» **Short exercise**
Write out every line below that includes the word "value".

(Items from a dataset)
________________________________________

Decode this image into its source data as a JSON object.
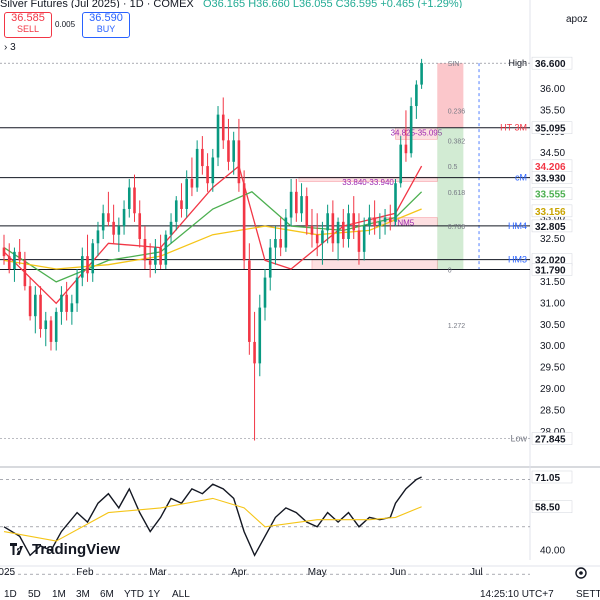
{
  "header": {
    "symbol_title": "Silver Futures (Jul 2025) · 1D · COMEX",
    "ohlc": "O36.165 H36.660 L36.055 C36.595 +0.465 (+1.29%)",
    "price_scale_label": "apoz"
  },
  "trade": {
    "sell_price": "36.585",
    "sell_label": "SELL",
    "buy_price": "36.590",
    "buy_label": "BUY",
    "spread": "0.005"
  },
  "indicators_count": "3",
  "logo_text": "TradingView",
  "bottom_bar": {
    "ranges": [
      "1D",
      "5D",
      "1M",
      "3M",
      "6M",
      "YTD",
      "1Y",
      "ALL"
    ],
    "time": "14:25:10 UTC+7",
    "adj": "SETT"
  },
  "chart_data": {
    "type": "candlestick",
    "price_axis": {
      "ylim": [
        27.3,
        37.0
      ],
      "ticks": [
        28.0,
        28.5,
        29.0,
        29.5,
        30.0,
        30.5,
        31.0,
        31.5,
        32.0,
        32.5,
        33.0,
        33.5,
        34.0,
        34.5,
        35.0,
        35.5,
        36.0
      ]
    },
    "time_axis": {
      "labels": [
        "2025",
        "Feb",
        "Mar",
        "Apr",
        "May",
        "Jun",
        "Jul"
      ],
      "label_days": [
        0,
        31,
        59,
        90,
        120,
        151,
        181
      ]
    },
    "candles": [
      {
        "d": 0,
        "o": 32.3,
        "h": 32.6,
        "l": 31.9,
        "c": 32.1
      },
      {
        "d": 2,
        "o": 32.1,
        "h": 32.4,
        "l": 31.7,
        "c": 31.8
      },
      {
        "d": 4,
        "o": 31.8,
        "h": 32.3,
        "l": 31.5,
        "c": 32.2
      },
      {
        "d": 6,
        "o": 32.2,
        "h": 32.5,
        "l": 31.9,
        "c": 32.0
      },
      {
        "d": 8,
        "o": 32.0,
        "h": 32.2,
        "l": 31.3,
        "c": 31.4
      },
      {
        "d": 10,
        "o": 31.4,
        "h": 31.6,
        "l": 30.6,
        "c": 30.7
      },
      {
        "d": 12,
        "o": 30.7,
        "h": 31.4,
        "l": 30.3,
        "c": 31.2
      },
      {
        "d": 14,
        "o": 31.2,
        "h": 31.4,
        "l": 30.2,
        "c": 30.4
      },
      {
        "d": 16,
        "o": 30.4,
        "h": 30.8,
        "l": 30.0,
        "c": 30.6
      },
      {
        "d": 18,
        "o": 30.6,
        "h": 30.7,
        "l": 29.9,
        "c": 30.1
      },
      {
        "d": 20,
        "o": 30.1,
        "h": 30.9,
        "l": 29.9,
        "c": 30.8
      },
      {
        "d": 22,
        "o": 30.8,
        "h": 31.4,
        "l": 30.5,
        "c": 31.2
      },
      {
        "d": 24,
        "o": 31.2,
        "h": 31.5,
        "l": 30.6,
        "c": 30.8
      },
      {
        "d": 26,
        "o": 30.8,
        "h": 31.2,
        "l": 30.5,
        "c": 31.0
      },
      {
        "d": 28,
        "o": 31.0,
        "h": 31.8,
        "l": 30.8,
        "c": 31.6
      },
      {
        "d": 30,
        "o": 31.6,
        "h": 32.3,
        "l": 31.4,
        "c": 32.1
      },
      {
        "d": 32,
        "o": 32.1,
        "h": 32.6,
        "l": 31.5,
        "c": 31.7
      },
      {
        "d": 34,
        "o": 31.7,
        "h": 32.5,
        "l": 31.5,
        "c": 32.4
      },
      {
        "d": 36,
        "o": 32.4,
        "h": 32.9,
        "l": 32.1,
        "c": 32.7
      },
      {
        "d": 38,
        "o": 32.7,
        "h": 33.3,
        "l": 32.5,
        "c": 33.1
      },
      {
        "d": 40,
        "o": 33.1,
        "h": 33.6,
        "l": 32.8,
        "c": 32.9
      },
      {
        "d": 42,
        "o": 32.9,
        "h": 33.3,
        "l": 32.4,
        "c": 32.6
      },
      {
        "d": 44,
        "o": 32.6,
        "h": 33.0,
        "l": 32.2,
        "c": 32.8
      },
      {
        "d": 46,
        "o": 32.8,
        "h": 33.4,
        "l": 32.6,
        "c": 33.2
      },
      {
        "d": 48,
        "o": 33.2,
        "h": 33.9,
        "l": 33.0,
        "c": 33.7
      },
      {
        "d": 50,
        "o": 33.7,
        "h": 34.0,
        "l": 32.9,
        "c": 33.1
      },
      {
        "d": 52,
        "o": 33.1,
        "h": 33.4,
        "l": 32.3,
        "c": 32.5
      },
      {
        "d": 54,
        "o": 32.5,
        "h": 32.8,
        "l": 31.8,
        "c": 32.0
      },
      {
        "d": 56,
        "o": 32.0,
        "h": 32.4,
        "l": 31.6,
        "c": 31.9
      },
      {
        "d": 58,
        "o": 31.9,
        "h": 32.5,
        "l": 31.7,
        "c": 32.3
      },
      {
        "d": 60,
        "o": 32.3,
        "h": 32.6,
        "l": 31.8,
        "c": 31.9
      },
      {
        "d": 62,
        "o": 31.9,
        "h": 32.7,
        "l": 31.8,
        "c": 32.6
      },
      {
        "d": 64,
        "o": 32.6,
        "h": 33.1,
        "l": 32.4,
        "c": 32.9
      },
      {
        "d": 66,
        "o": 32.9,
        "h": 33.5,
        "l": 32.7,
        "c": 33.4
      },
      {
        "d": 68,
        "o": 33.4,
        "h": 33.8,
        "l": 33.0,
        "c": 33.2
      },
      {
        "d": 70,
        "o": 33.2,
        "h": 34.1,
        "l": 33.0,
        "c": 33.9
      },
      {
        "d": 72,
        "o": 33.9,
        "h": 34.4,
        "l": 33.5,
        "c": 33.7
      },
      {
        "d": 74,
        "o": 33.7,
        "h": 34.8,
        "l": 33.6,
        "c": 34.6
      },
      {
        "d": 76,
        "o": 34.6,
        "h": 34.9,
        "l": 34.0,
        "c": 34.2
      },
      {
        "d": 78,
        "o": 34.2,
        "h": 34.5,
        "l": 33.6,
        "c": 33.8
      },
      {
        "d": 80,
        "o": 33.8,
        "h": 34.6,
        "l": 33.6,
        "c": 34.4
      },
      {
        "d": 82,
        "o": 34.4,
        "h": 35.6,
        "l": 34.2,
        "c": 35.4
      },
      {
        "d": 84,
        "o": 35.4,
        "h": 35.8,
        "l": 34.6,
        "c": 34.8
      },
      {
        "d": 86,
        "o": 34.8,
        "h": 35.3,
        "l": 34.1,
        "c": 34.3
      },
      {
        "d": 88,
        "o": 34.3,
        "h": 35.0,
        "l": 34.0,
        "c": 34.8
      },
      {
        "d": 90,
        "o": 34.8,
        "h": 35.3,
        "l": 33.6,
        "c": 33.8
      },
      {
        "d": 92,
        "o": 33.8,
        "h": 34.1,
        "l": 31.8,
        "c": 32.0
      },
      {
        "d": 94,
        "o": 32.0,
        "h": 32.4,
        "l": 29.8,
        "c": 30.1
      },
      {
        "d": 96,
        "o": 30.1,
        "h": 30.8,
        "l": 27.8,
        "c": 29.6
      },
      {
        "d": 98,
        "o": 29.6,
        "h": 31.2,
        "l": 29.3,
        "c": 30.9
      },
      {
        "d": 100,
        "o": 30.9,
        "h": 31.8,
        "l": 30.6,
        "c": 31.6
      },
      {
        "d": 102,
        "o": 31.6,
        "h": 32.5,
        "l": 31.3,
        "c": 32.3
      },
      {
        "d": 104,
        "o": 32.3,
        "h": 32.8,
        "l": 31.9,
        "c": 32.5
      },
      {
        "d": 106,
        "o": 32.5,
        "h": 33.0,
        "l": 32.1,
        "c": 32.3
      },
      {
        "d": 108,
        "o": 32.3,
        "h": 33.2,
        "l": 32.2,
        "c": 33.0
      },
      {
        "d": 110,
        "o": 33.0,
        "h": 33.9,
        "l": 32.8,
        "c": 33.6
      },
      {
        "d": 112,
        "o": 33.6,
        "h": 33.9,
        "l": 32.9,
        "c": 33.1
      },
      {
        "d": 114,
        "o": 33.1,
        "h": 33.8,
        "l": 32.9,
        "c": 33.5
      },
      {
        "d": 116,
        "o": 33.5,
        "h": 33.7,
        "l": 32.6,
        "c": 32.8
      },
      {
        "d": 118,
        "o": 32.8,
        "h": 33.2,
        "l": 32.3,
        "c": 32.6
      },
      {
        "d": 120,
        "o": 32.6,
        "h": 33.1,
        "l": 32.1,
        "c": 32.4
      },
      {
        "d": 122,
        "o": 32.4,
        "h": 32.9,
        "l": 31.9,
        "c": 32.7
      },
      {
        "d": 124,
        "o": 32.7,
        "h": 33.3,
        "l": 32.4,
        "c": 33.1
      },
      {
        "d": 126,
        "o": 33.1,
        "h": 33.4,
        "l": 32.2,
        "c": 32.4
      },
      {
        "d": 128,
        "o": 32.4,
        "h": 33.0,
        "l": 32.0,
        "c": 32.9
      },
      {
        "d": 130,
        "o": 32.9,
        "h": 33.2,
        "l": 32.3,
        "c": 32.5
      },
      {
        "d": 132,
        "o": 32.5,
        "h": 33.3,
        "l": 32.3,
        "c": 33.1
      },
      {
        "d": 134,
        "o": 33.1,
        "h": 33.5,
        "l": 32.5,
        "c": 32.7
      },
      {
        "d": 136,
        "o": 32.7,
        "h": 33.1,
        "l": 31.9,
        "c": 32.2
      },
      {
        "d": 138,
        "o": 32.2,
        "h": 33.0,
        "l": 32.0,
        "c": 32.8
      },
      {
        "d": 140,
        "o": 32.8,
        "h": 33.3,
        "l": 32.6,
        "c": 33.0
      },
      {
        "d": 142,
        "o": 33.0,
        "h": 33.4,
        "l": 32.6,
        "c": 32.8
      },
      {
        "d": 144,
        "o": 32.8,
        "h": 33.1,
        "l": 32.5,
        "c": 32.9
      },
      {
        "d": 146,
        "o": 32.9,
        "h": 33.2,
        "l": 32.6,
        "c": 33.0
      },
      {
        "d": 148,
        "o": 33.0,
        "h": 33.3,
        "l": 32.7,
        "c": 32.9
      },
      {
        "d": 150,
        "o": 32.9,
        "h": 33.9,
        "l": 32.8,
        "c": 33.8
      },
      {
        "d": 152,
        "o": 33.8,
        "h": 34.9,
        "l": 33.7,
        "c": 34.7
      },
      {
        "d": 154,
        "o": 34.7,
        "h": 35.5,
        "l": 34.3,
        "c": 34.5
      },
      {
        "d": 156,
        "o": 34.5,
        "h": 35.8,
        "l": 34.4,
        "c": 35.6
      },
      {
        "d": 158,
        "o": 35.6,
        "h": 36.2,
        "l": 35.3,
        "c": 36.1
      },
      {
        "d": 160,
        "o": 36.1,
        "h": 36.7,
        "l": 36.0,
        "c": 36.6
      }
    ],
    "moving_averages": [
      {
        "color": "#f23645",
        "points": [
          [
            0,
            32.2
          ],
          [
            20,
            31.0
          ],
          [
            40,
            32.4
          ],
          [
            60,
            32.3
          ],
          [
            80,
            33.7
          ],
          [
            90,
            34.2
          ],
          [
            100,
            32.0
          ],
          [
            110,
            31.8
          ],
          [
            130,
            32.8
          ],
          [
            150,
            33.1
          ],
          [
            160,
            34.2
          ]
        ]
      },
      {
        "color": "#4caf50",
        "points": [
          [
            0,
            32.3
          ],
          [
            20,
            31.5
          ],
          [
            40,
            32.0
          ],
          [
            60,
            32.2
          ],
          [
            80,
            33.2
          ],
          [
            95,
            33.6
          ],
          [
            110,
            32.8
          ],
          [
            130,
            32.7
          ],
          [
            150,
            33.0
          ],
          [
            160,
            33.6
          ]
        ]
      },
      {
        "color": "#f5c518",
        "points": [
          [
            0,
            32.0
          ],
          [
            20,
            31.8
          ],
          [
            40,
            31.9
          ],
          [
            60,
            32.1
          ],
          [
            80,
            32.6
          ],
          [
            100,
            32.8
          ],
          [
            120,
            32.6
          ],
          [
            140,
            32.7
          ],
          [
            160,
            33.2
          ]
        ]
      }
    ],
    "levels": [
      {
        "price": 36.6,
        "label": "High",
        "color": "#131722"
      },
      {
        "price": 35.095,
        "label": "HT 3M",
        "color": "#f23645"
      },
      {
        "price": 33.93,
        "label": "cM",
        "color": "#2962ff"
      },
      {
        "price": 32.805,
        "label": "HM4",
        "color": "#2962ff"
      },
      {
        "price": 32.02,
        "label": "HM3",
        "color": "#2962ff"
      },
      {
        "price": 31.79,
        "label": "",
        "color": "#131722"
      },
      {
        "price": 27.845,
        "label": "Low",
        "color": "#787b86"
      }
    ],
    "zones": [
      {
        "label": "34.825-35.095",
        "from_day": 150,
        "to_day": 166,
        "low": 34.825,
        "high": 35.095
      },
      {
        "label": "33.840-33.940",
        "from_day": 113,
        "to_day": 166,
        "low": 33.84,
        "high": 33.94
      },
      {
        "label": "TNM5",
        "from_day": 140,
        "to_day": 166,
        "low": 32.805,
        "high": 33.0
      },
      {
        "label": "",
        "from_day": 118,
        "to_day": 166,
        "low": 31.79,
        "high": 32.02
      }
    ],
    "fib_labels": [
      {
        "value": "0.236",
        "price": 35.5
      },
      {
        "value": "0.382",
        "price": 34.8
      },
      {
        "value": "0.5",
        "price": 34.2
      },
      {
        "value": "0.618",
        "price": 33.6
      },
      {
        "value": "0.786",
        "price": 32.8
      },
      {
        "value": "0",
        "price": 31.79
      },
      {
        "value": "1.272",
        "price": 30.5
      },
      {
        "value": "SIN",
        "price": 36.6
      }
    ],
    "price_labels": [
      {
        "text": "36.600",
        "price": 36.6,
        "bg": "#ffffff",
        "fg": "#131722"
      },
      {
        "text": "35.095",
        "price": 35.095,
        "bg": "#ffffff",
        "fg": "#131722"
      },
      {
        "text": "34.206",
        "price": 34.206,
        "bg": "#ffffff",
        "fg": "#f23645"
      },
      {
        "text": "33.930",
        "price": 33.93,
        "bg": "#ffffff",
        "fg": "#131722"
      },
      {
        "text": "33.555",
        "price": 33.555,
        "bg": "#ffffff",
        "fg": "#4caf50"
      },
      {
        "text": "33.156",
        "price": 33.156,
        "bg": "#ffffff",
        "fg": "#c9a400"
      },
      {
        "text": "32.805",
        "price": 32.805,
        "bg": "#ffffff",
        "fg": "#131722"
      },
      {
        "text": "32.020",
        "price": 32.02,
        "bg": "#ffffff",
        "fg": "#131722"
      },
      {
        "text": "31.790",
        "price": 31.79,
        "bg": "#ffffff",
        "fg": "#131722"
      },
      {
        "text": "27.845",
        "price": 27.845,
        "bg": "#ffffff",
        "fg": "#131722"
      }
    ],
    "rsi": {
      "ylim": [
        36,
        74
      ],
      "ticks": [
        40.0
      ],
      "bands": [
        70,
        50,
        30
      ],
      "labels": [
        {
          "text": "71.05",
          "value": 71.05
        },
        {
          "text": "58.50",
          "value": 58.5
        }
      ],
      "rsi_points": [
        [
          0,
          50
        ],
        [
          6,
          46
        ],
        [
          10,
          38
        ],
        [
          14,
          42
        ],
        [
          18,
          40
        ],
        [
          22,
          48
        ],
        [
          28,
          56
        ],
        [
          32,
          52
        ],
        [
          36,
          60
        ],
        [
          40,
          64
        ],
        [
          44,
          58
        ],
        [
          48,
          66
        ],
        [
          52,
          56
        ],
        [
          56,
          48
        ],
        [
          60,
          54
        ],
        [
          64,
          62
        ],
        [
          68,
          60
        ],
        [
          72,
          66
        ],
        [
          76,
          64
        ],
        [
          80,
          68
        ],
        [
          84,
          66
        ],
        [
          88,
          62
        ],
        [
          92,
          48
        ],
        [
          96,
          38
        ],
        [
          100,
          46
        ],
        [
          104,
          54
        ],
        [
          108,
          58
        ],
        [
          112,
          56
        ],
        [
          116,
          52
        ],
        [
          120,
          50
        ],
        [
          124,
          56
        ],
        [
          128,
          52
        ],
        [
          132,
          56
        ],
        [
          136,
          50
        ],
        [
          140,
          54
        ],
        [
          144,
          53
        ],
        [
          148,
          54
        ],
        [
          150,
          60
        ],
        [
          154,
          66
        ],
        [
          158,
          70
        ],
        [
          160,
          71.05
        ]
      ],
      "signal_points": [
        [
          0,
          48
        ],
        [
          20,
          44
        ],
        [
          40,
          56
        ],
        [
          60,
          58
        ],
        [
          80,
          62
        ],
        [
          92,
          58
        ],
        [
          100,
          50
        ],
        [
          120,
          53
        ],
        [
          140,
          53
        ],
        [
          150,
          54
        ],
        [
          160,
          58.5
        ]
      ]
    }
  }
}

________________________________________

» **Result of this exercise**
        "value": "0.236",
        "value": "0.382",
        "value": "0.5",
        "value": "0.618",
        "value": "0.786",
        "value": "0",
        "value": "1.272",
        "value": "SIN",
          "value": 71.05
          "value": 58.5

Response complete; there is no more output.